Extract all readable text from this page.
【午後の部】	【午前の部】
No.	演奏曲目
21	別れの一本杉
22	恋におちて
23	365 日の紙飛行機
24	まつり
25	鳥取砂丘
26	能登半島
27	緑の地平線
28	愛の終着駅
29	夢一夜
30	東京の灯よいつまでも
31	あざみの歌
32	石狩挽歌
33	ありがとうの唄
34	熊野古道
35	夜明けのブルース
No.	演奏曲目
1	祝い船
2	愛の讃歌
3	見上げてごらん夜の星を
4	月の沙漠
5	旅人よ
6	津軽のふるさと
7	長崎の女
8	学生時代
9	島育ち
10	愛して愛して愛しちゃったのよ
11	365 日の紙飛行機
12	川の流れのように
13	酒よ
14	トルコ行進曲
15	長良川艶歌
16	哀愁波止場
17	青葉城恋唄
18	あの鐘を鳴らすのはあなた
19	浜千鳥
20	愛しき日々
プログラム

== == ==

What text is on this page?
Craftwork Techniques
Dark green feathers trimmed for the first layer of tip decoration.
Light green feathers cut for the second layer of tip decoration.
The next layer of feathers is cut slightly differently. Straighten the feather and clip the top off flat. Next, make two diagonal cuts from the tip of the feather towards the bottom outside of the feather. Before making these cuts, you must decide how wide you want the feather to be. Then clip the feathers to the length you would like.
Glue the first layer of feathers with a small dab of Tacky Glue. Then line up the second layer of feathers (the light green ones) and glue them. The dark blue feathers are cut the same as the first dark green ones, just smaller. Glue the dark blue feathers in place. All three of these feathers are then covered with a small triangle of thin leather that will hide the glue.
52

== == ==

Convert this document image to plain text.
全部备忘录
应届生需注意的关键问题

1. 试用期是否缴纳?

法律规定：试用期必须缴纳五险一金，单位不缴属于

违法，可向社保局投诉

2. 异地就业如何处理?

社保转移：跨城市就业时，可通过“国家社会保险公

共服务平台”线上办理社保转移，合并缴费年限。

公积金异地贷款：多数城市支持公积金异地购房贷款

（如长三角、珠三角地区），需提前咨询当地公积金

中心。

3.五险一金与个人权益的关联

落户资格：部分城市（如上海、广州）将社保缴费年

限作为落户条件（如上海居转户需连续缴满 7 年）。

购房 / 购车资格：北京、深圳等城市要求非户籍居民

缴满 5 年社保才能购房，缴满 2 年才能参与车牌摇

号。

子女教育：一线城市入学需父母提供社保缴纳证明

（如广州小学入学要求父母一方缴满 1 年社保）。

== == ==

WHAT NEEDS TO BE DONE: Only the number is needed: state how many lines in the listing contain "second".

WRITTEN ANSWER: 2